RECORDS SHOWN:

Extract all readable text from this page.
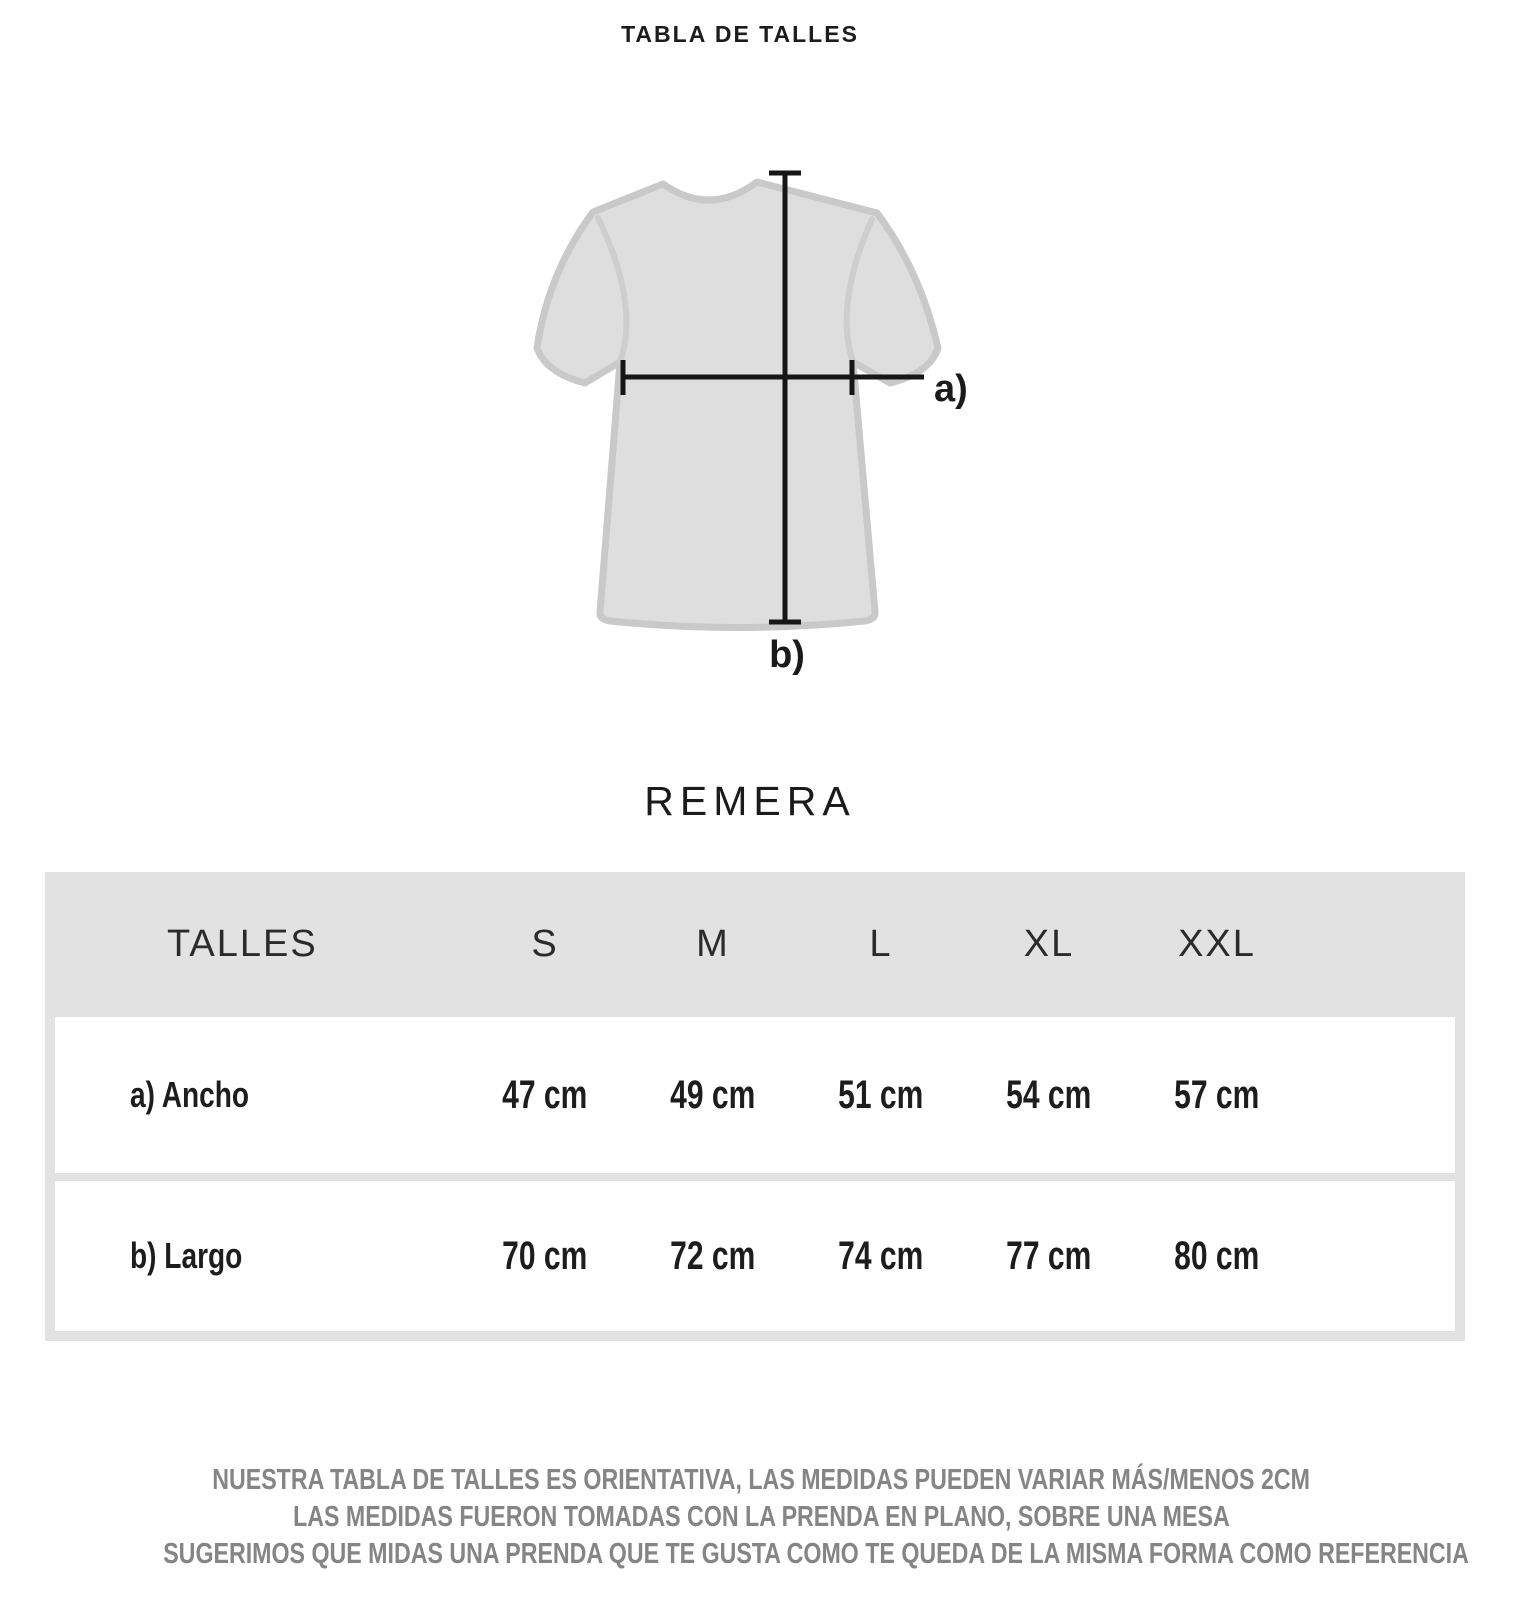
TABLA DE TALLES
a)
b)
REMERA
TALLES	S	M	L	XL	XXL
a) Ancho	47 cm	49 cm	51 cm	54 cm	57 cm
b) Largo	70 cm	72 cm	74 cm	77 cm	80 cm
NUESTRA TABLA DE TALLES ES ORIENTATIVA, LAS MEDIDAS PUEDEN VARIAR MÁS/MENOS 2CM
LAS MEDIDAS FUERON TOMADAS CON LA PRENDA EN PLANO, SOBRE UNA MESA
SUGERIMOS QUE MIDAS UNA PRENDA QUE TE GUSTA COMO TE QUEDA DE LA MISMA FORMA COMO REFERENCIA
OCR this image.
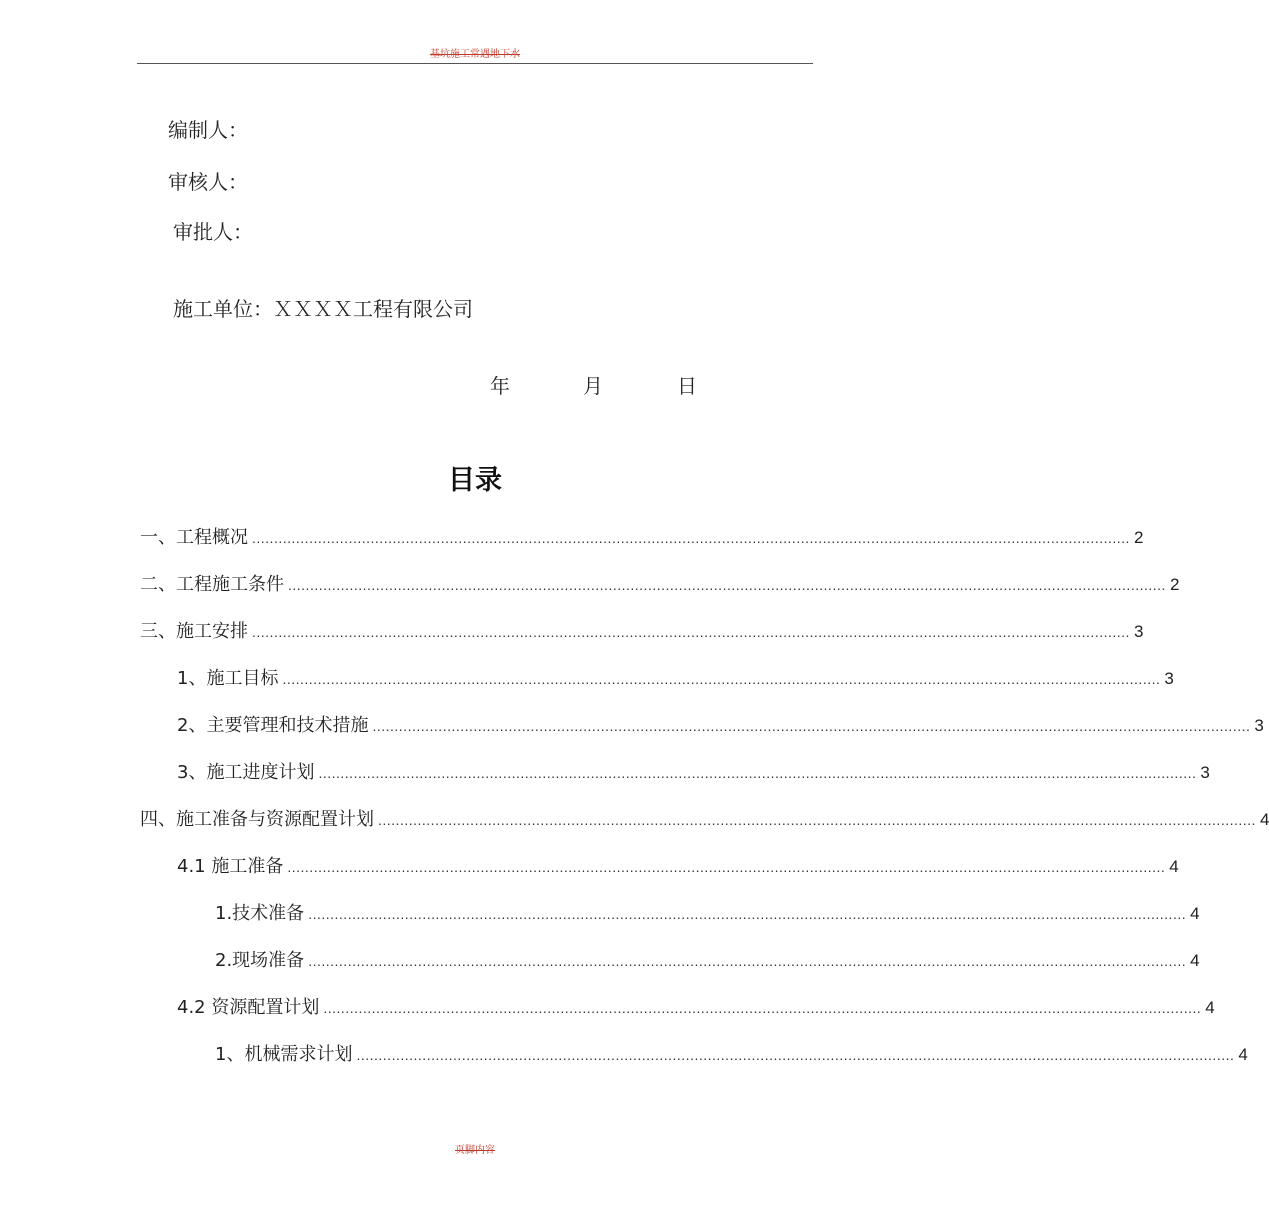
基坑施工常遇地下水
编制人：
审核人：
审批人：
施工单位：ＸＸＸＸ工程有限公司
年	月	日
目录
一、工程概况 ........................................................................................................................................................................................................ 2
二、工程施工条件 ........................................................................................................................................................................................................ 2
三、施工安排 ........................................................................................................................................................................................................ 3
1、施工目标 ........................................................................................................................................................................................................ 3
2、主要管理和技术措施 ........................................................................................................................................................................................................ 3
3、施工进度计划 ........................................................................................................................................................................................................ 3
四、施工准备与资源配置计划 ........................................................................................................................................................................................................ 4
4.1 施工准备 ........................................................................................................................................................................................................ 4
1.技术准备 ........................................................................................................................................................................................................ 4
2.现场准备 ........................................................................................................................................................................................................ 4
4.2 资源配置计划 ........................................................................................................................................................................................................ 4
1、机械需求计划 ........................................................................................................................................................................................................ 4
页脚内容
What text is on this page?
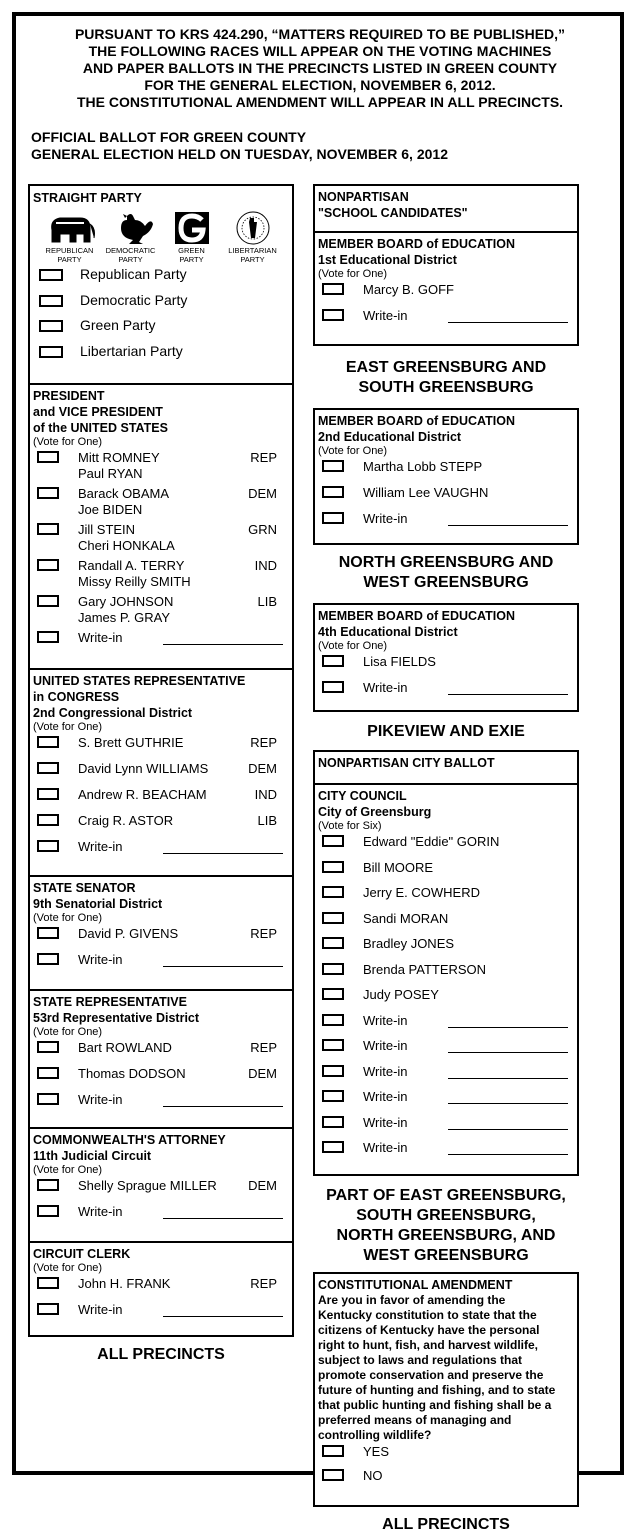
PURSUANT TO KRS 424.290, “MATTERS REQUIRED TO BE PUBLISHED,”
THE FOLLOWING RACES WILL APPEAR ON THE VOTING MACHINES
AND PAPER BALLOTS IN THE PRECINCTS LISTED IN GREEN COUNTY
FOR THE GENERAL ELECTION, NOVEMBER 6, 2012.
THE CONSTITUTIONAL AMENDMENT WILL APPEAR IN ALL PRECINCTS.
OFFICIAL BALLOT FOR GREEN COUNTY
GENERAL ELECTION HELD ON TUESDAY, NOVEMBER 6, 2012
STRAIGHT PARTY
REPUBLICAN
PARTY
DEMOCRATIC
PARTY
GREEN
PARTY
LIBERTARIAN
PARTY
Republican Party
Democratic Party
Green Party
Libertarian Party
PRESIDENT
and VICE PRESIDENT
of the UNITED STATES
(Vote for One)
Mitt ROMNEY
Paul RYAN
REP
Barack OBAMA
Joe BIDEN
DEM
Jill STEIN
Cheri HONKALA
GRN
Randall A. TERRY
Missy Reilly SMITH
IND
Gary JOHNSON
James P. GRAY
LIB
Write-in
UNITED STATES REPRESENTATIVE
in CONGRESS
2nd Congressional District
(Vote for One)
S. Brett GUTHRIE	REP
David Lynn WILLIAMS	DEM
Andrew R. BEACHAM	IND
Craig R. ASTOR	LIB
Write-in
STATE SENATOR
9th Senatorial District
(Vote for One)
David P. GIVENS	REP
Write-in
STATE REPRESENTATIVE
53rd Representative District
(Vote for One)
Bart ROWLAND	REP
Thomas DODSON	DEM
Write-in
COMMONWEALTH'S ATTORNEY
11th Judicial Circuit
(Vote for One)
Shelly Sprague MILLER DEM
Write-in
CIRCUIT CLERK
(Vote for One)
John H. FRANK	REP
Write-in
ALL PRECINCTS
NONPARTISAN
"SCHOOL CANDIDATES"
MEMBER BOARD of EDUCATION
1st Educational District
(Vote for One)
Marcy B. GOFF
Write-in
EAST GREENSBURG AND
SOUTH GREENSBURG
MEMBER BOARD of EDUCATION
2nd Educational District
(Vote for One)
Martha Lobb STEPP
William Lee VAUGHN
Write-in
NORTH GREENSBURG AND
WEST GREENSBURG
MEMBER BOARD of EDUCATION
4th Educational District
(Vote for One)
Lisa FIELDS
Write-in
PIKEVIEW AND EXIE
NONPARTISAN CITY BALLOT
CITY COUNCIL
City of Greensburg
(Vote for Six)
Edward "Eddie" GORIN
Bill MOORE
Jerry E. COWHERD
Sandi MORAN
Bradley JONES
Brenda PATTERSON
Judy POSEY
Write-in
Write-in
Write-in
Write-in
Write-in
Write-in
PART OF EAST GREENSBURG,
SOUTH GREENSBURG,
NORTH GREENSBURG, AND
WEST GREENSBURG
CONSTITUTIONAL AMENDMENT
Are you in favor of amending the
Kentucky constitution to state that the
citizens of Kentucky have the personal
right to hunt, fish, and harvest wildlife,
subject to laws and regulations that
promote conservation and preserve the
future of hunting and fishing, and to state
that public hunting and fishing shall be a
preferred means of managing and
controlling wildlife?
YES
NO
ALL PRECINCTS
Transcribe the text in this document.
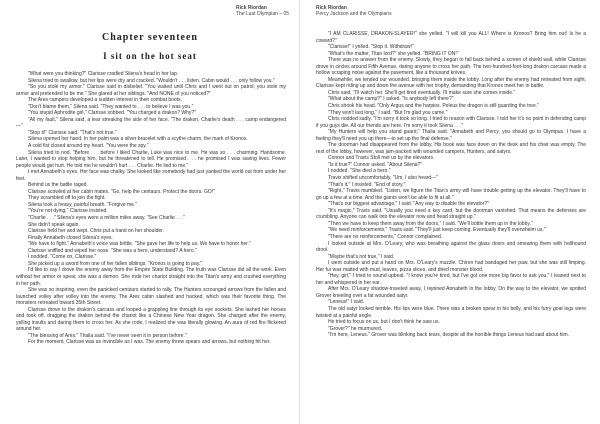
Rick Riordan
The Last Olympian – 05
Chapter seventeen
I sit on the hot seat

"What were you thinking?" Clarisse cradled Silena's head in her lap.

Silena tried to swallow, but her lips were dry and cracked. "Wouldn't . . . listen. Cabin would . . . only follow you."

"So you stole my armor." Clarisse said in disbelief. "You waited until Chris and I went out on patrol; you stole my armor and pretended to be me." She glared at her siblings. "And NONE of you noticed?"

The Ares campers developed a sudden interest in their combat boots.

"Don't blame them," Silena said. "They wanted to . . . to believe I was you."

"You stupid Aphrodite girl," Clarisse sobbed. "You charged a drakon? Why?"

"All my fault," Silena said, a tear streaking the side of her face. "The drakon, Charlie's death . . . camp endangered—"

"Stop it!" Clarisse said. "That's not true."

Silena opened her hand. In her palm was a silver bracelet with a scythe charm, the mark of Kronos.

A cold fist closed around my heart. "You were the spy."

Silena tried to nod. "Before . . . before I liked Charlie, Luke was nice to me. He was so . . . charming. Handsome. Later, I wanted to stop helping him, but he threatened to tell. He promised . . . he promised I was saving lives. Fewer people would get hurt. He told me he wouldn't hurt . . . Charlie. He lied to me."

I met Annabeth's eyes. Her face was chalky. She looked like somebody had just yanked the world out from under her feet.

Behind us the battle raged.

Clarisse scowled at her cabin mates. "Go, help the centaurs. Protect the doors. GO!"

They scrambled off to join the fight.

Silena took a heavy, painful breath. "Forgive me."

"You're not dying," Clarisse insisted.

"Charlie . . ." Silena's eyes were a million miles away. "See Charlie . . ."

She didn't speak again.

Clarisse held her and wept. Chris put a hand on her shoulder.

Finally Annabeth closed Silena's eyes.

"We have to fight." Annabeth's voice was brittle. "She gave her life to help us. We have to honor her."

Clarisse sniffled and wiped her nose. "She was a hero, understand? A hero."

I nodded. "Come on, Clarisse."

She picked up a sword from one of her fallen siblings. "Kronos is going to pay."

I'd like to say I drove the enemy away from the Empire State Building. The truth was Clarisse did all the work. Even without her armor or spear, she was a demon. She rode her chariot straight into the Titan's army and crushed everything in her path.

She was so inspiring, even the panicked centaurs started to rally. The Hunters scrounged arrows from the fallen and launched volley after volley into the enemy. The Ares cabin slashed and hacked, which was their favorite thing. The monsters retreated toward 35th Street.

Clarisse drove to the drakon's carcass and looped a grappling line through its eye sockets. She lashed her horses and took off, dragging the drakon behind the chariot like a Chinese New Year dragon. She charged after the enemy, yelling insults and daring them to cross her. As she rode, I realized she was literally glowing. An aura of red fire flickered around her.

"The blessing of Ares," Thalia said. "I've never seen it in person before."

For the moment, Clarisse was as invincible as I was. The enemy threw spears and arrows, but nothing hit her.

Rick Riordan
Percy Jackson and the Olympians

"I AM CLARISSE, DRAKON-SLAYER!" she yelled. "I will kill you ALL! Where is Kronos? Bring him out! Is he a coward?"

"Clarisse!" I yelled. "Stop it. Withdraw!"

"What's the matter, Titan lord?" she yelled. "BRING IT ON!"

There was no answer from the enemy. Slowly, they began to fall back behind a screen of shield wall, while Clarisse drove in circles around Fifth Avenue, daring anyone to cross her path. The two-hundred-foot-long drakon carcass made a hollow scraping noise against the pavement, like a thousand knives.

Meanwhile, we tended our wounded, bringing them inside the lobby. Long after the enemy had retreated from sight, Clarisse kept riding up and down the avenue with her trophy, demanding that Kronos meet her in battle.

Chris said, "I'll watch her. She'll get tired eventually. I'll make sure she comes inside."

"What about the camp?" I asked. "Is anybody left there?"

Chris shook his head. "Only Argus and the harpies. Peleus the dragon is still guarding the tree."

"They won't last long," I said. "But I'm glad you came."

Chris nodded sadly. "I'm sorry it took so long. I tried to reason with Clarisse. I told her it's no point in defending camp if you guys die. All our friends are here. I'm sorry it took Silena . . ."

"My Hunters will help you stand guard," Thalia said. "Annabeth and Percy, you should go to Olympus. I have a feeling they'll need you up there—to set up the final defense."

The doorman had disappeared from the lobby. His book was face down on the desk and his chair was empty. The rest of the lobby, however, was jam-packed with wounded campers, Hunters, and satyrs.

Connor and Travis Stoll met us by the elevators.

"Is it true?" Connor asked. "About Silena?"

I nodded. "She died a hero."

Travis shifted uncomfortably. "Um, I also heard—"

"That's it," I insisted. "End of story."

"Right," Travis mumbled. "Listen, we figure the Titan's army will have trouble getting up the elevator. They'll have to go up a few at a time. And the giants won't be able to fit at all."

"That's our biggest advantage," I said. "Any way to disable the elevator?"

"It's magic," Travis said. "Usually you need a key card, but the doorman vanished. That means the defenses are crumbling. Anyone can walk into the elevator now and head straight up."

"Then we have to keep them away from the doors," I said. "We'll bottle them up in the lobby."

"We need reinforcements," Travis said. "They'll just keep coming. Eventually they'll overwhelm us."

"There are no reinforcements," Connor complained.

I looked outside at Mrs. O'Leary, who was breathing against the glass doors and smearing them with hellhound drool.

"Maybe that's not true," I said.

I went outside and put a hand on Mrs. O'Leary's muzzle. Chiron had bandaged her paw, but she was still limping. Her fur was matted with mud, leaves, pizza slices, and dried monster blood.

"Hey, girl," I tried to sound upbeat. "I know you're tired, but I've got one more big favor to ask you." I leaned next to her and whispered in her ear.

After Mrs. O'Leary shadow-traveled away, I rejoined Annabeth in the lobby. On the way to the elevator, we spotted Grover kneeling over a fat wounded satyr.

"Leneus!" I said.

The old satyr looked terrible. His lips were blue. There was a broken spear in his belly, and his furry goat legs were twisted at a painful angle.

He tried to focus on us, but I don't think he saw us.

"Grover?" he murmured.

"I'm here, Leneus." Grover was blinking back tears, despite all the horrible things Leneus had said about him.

INSTRUCTIONS TO FOLLOW: Search the entries for "armor" and copy out each line that has it.

TASK SOLUTION:
"So you stole my armor." Clarisse said in disbelief. "You waited until Chris and I went out on patrol; you stole my armor and pretended to be me." She glared at her siblings. "And NONE of you noticed?"
I'd like to say I drove the enemy away from the Empire State Building. The truth was Clarisse did all the work. Even without her armor or spear, she was a demon. She rode her chariot straight into the Titan's army and crushed everything in her path.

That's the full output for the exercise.